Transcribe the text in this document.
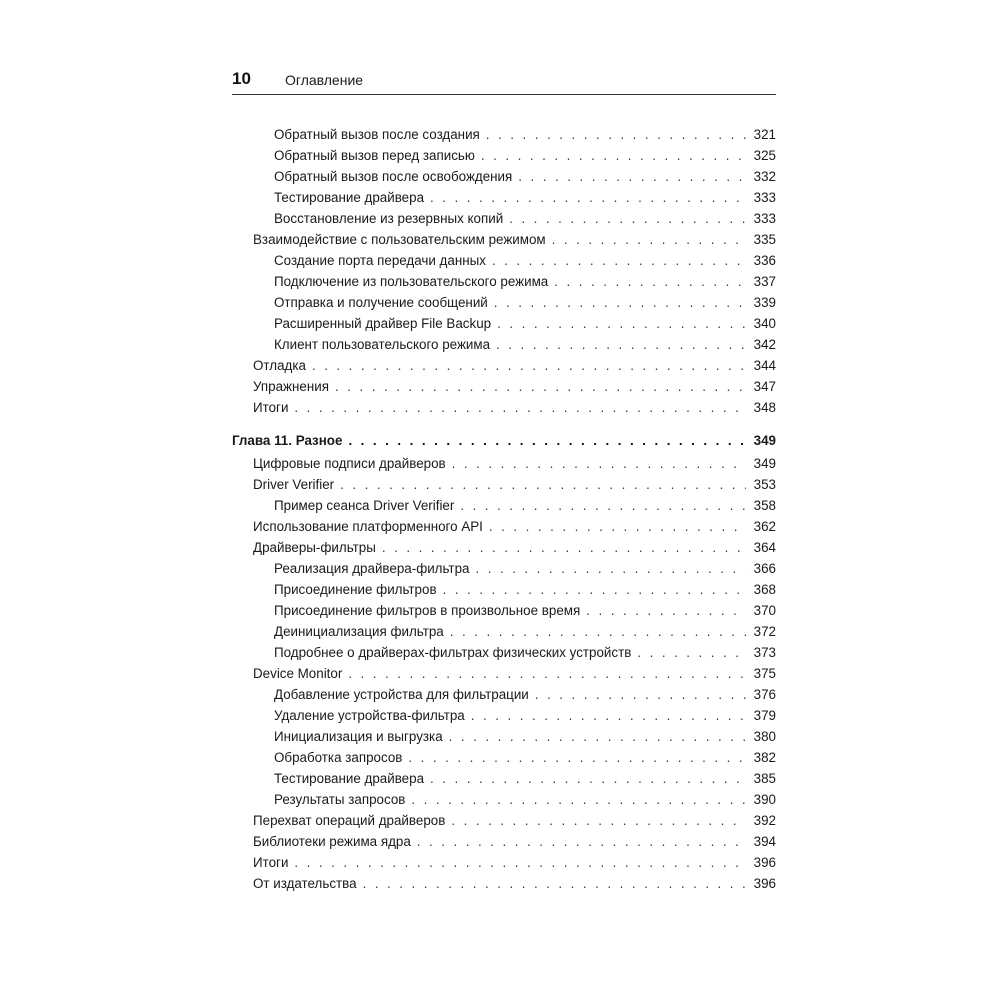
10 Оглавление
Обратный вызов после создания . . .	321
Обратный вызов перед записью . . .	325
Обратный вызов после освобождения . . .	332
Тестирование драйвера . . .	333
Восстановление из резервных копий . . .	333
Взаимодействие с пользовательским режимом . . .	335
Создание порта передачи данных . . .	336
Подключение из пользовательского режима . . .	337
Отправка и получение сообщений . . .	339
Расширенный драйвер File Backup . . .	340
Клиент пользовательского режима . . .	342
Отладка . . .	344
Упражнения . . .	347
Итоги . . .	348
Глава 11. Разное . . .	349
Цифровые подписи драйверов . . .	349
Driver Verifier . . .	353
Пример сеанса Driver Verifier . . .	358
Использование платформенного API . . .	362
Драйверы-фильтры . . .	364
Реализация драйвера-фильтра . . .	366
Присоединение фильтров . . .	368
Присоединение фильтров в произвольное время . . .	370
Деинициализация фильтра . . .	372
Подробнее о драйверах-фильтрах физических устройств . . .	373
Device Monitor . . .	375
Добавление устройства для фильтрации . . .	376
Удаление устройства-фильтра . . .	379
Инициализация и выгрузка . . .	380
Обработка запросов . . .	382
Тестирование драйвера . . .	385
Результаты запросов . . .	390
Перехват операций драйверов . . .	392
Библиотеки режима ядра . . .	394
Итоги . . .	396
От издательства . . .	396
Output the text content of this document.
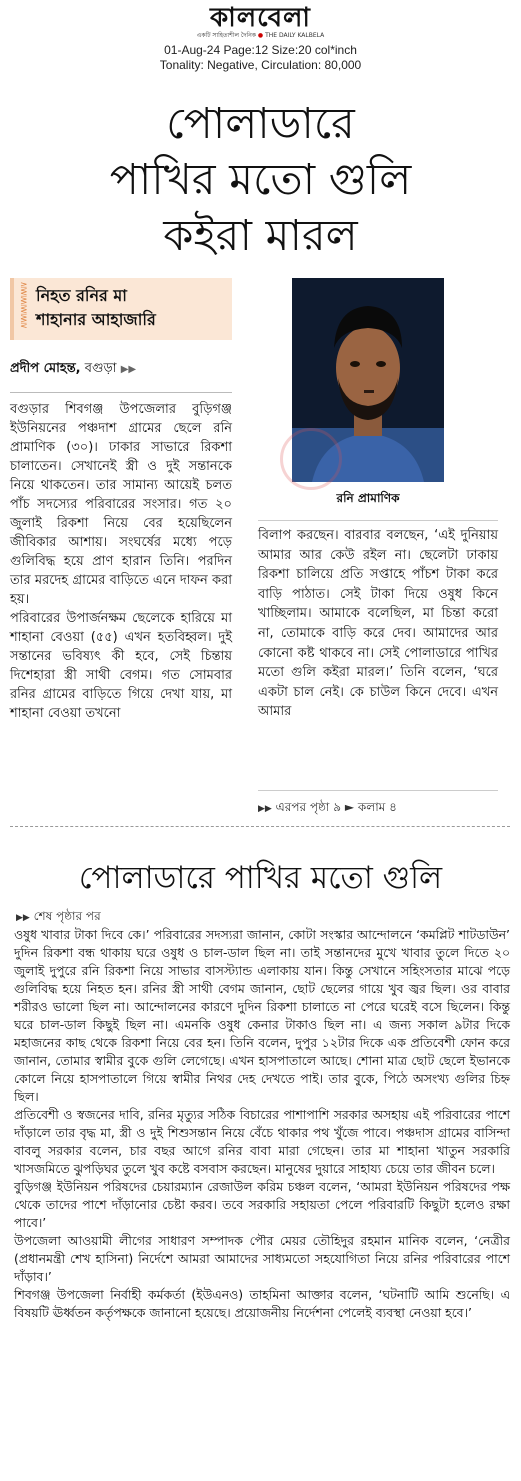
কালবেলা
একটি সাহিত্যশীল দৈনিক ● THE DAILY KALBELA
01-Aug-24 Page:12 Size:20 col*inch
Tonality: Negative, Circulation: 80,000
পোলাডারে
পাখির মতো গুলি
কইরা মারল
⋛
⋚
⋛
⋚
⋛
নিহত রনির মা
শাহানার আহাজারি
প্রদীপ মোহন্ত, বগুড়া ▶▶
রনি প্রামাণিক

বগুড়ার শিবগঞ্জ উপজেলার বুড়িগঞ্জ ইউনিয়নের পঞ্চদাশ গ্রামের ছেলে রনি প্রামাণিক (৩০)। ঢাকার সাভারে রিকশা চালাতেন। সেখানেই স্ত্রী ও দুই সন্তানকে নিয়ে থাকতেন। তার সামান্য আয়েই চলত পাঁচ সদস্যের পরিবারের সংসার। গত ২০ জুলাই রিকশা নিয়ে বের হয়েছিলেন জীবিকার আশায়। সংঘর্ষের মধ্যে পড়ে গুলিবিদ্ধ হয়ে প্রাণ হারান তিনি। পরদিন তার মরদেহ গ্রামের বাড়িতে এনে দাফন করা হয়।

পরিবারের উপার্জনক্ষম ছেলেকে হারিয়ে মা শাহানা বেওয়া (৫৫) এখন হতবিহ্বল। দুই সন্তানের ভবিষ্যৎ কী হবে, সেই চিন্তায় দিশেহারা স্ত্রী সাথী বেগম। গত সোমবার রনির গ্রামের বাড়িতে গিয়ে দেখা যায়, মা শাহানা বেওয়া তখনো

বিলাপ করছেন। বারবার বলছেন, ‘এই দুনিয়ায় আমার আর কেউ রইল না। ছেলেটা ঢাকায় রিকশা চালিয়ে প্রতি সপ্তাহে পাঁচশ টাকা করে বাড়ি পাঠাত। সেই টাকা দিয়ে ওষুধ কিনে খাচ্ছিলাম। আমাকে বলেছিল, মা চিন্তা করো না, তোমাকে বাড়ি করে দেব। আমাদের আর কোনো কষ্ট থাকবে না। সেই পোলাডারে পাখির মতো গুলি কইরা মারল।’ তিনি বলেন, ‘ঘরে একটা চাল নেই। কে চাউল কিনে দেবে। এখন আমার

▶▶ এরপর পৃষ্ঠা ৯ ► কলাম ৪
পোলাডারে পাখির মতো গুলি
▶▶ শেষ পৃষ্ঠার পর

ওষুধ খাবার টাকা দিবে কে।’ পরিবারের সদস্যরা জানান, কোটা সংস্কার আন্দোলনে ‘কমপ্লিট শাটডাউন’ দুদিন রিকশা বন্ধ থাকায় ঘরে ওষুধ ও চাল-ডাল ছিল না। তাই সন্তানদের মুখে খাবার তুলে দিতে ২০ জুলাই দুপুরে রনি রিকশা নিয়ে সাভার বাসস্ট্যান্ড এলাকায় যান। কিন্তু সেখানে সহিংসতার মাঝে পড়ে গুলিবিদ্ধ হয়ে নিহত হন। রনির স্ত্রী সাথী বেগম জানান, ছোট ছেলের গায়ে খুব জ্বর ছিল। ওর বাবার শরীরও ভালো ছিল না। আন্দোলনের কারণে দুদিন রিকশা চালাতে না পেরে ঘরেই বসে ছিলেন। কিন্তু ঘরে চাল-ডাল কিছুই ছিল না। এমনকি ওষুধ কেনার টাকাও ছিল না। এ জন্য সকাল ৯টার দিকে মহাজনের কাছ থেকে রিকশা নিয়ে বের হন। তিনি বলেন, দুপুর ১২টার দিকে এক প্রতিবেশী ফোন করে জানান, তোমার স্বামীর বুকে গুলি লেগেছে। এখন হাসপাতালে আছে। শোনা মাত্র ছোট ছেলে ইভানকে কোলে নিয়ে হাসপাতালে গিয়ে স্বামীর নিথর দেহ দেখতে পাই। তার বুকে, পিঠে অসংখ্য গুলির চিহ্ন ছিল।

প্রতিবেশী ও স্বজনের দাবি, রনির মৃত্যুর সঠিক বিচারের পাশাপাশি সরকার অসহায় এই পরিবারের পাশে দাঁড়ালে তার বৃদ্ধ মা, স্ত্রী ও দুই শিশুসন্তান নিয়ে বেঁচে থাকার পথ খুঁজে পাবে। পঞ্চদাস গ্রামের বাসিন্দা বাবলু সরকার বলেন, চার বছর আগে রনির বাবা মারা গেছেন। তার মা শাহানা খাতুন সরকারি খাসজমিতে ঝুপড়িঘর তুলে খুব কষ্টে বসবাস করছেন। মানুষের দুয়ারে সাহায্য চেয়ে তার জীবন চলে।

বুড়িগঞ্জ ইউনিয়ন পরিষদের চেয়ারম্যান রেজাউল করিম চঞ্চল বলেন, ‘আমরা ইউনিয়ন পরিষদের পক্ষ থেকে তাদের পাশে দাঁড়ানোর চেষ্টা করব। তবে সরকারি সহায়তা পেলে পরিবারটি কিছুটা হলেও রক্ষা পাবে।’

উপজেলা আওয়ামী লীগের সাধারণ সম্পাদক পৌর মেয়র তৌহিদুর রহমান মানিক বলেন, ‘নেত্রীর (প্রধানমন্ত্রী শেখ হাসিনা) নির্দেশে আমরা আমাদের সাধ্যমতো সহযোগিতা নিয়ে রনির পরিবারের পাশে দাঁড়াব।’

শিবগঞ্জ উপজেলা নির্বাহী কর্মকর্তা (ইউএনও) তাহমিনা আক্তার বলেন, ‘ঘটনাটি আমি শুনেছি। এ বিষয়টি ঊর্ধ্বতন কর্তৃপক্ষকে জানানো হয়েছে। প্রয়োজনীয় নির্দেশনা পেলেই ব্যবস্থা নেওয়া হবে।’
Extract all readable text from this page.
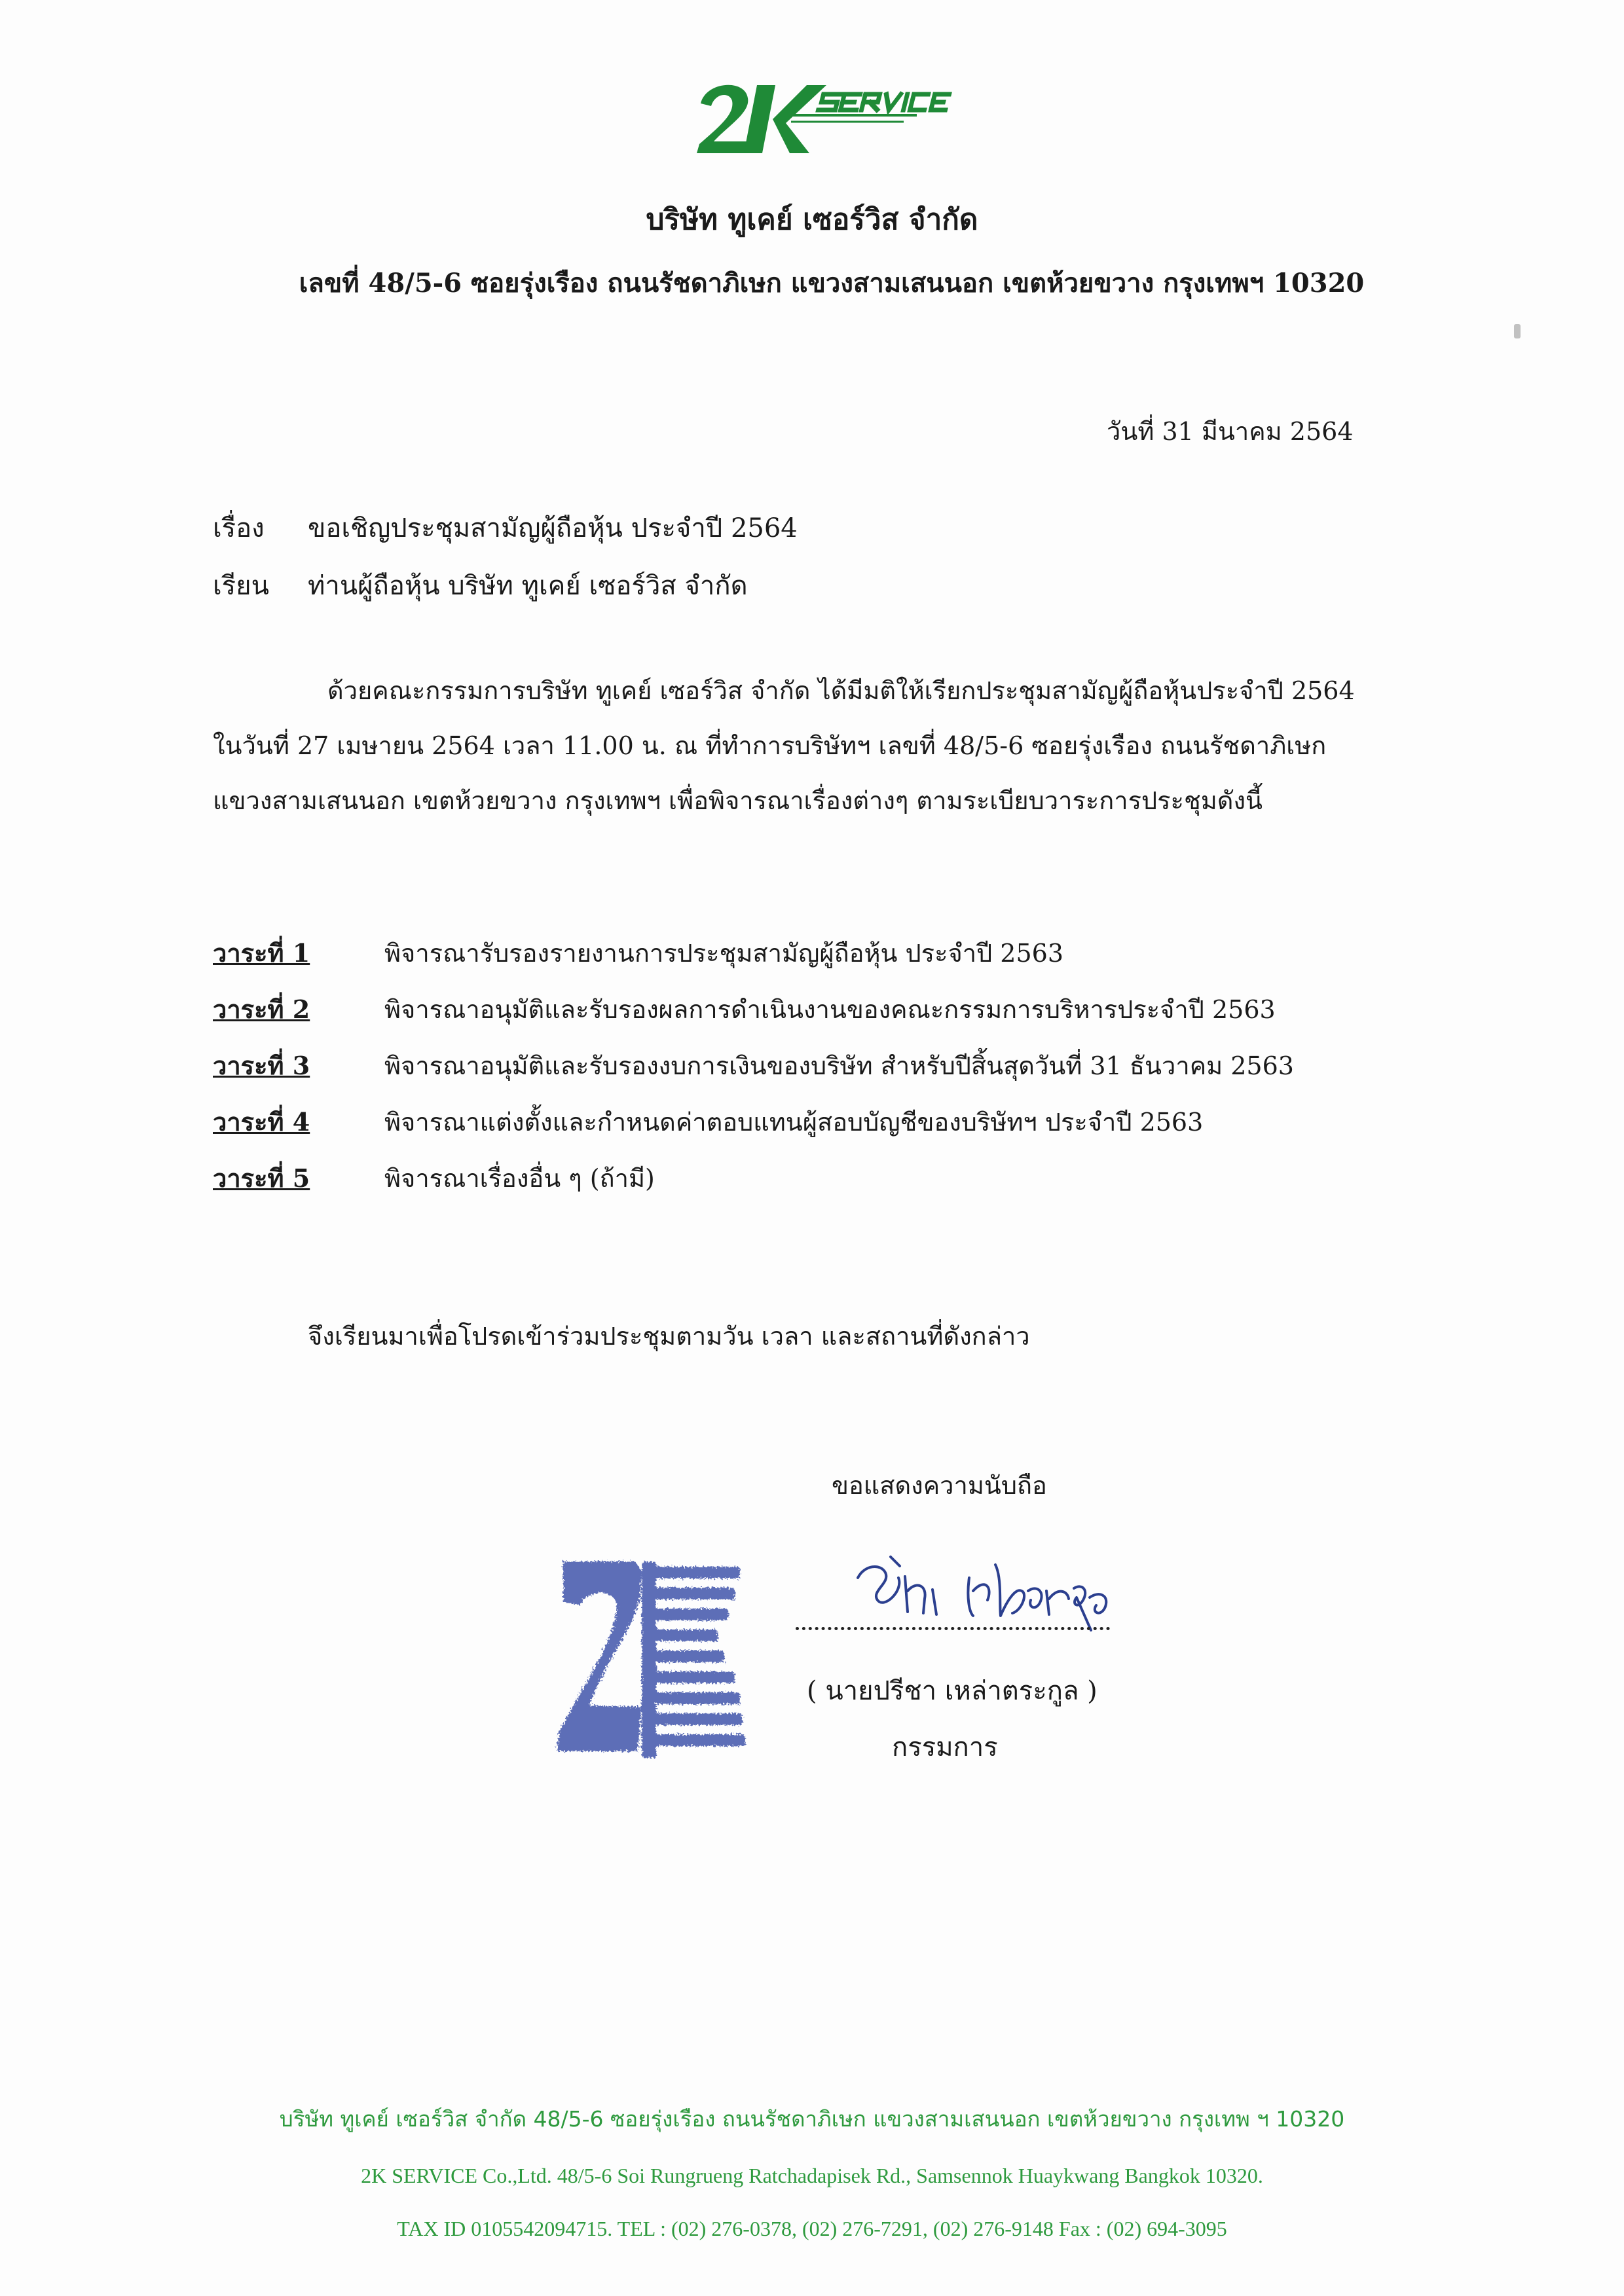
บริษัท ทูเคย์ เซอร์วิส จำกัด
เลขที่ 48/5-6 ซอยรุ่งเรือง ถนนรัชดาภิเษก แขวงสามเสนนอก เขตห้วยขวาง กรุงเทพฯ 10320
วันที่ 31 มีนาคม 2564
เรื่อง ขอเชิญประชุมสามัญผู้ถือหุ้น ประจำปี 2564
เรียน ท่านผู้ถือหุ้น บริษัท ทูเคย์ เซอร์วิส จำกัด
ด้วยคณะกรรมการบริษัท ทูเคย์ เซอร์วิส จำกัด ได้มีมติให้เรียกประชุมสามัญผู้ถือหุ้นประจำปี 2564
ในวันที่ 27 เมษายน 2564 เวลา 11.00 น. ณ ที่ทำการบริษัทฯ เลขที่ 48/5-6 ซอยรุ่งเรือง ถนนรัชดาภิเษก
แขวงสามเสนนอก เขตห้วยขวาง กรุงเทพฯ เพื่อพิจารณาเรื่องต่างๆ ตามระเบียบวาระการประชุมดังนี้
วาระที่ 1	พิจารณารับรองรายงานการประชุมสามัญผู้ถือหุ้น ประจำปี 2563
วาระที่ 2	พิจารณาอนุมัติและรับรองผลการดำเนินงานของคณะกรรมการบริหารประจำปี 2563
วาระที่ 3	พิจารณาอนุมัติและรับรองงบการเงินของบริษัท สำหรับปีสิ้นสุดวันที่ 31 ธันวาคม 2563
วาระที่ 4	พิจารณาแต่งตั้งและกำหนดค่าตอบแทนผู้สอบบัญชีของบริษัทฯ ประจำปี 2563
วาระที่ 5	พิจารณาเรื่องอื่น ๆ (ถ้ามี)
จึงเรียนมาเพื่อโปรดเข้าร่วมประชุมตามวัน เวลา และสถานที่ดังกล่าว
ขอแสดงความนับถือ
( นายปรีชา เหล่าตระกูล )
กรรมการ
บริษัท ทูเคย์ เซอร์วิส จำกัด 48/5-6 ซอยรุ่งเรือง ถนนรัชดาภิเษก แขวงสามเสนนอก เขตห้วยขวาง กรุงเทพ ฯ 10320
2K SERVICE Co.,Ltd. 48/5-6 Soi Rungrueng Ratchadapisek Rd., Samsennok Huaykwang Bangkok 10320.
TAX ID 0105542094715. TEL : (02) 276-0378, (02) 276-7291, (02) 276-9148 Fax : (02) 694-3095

________________________________________

=== Exercise brief ===
Say how many lines in the records hold "เลขท", with the number as the whole reply.

=== Exercise response ===
2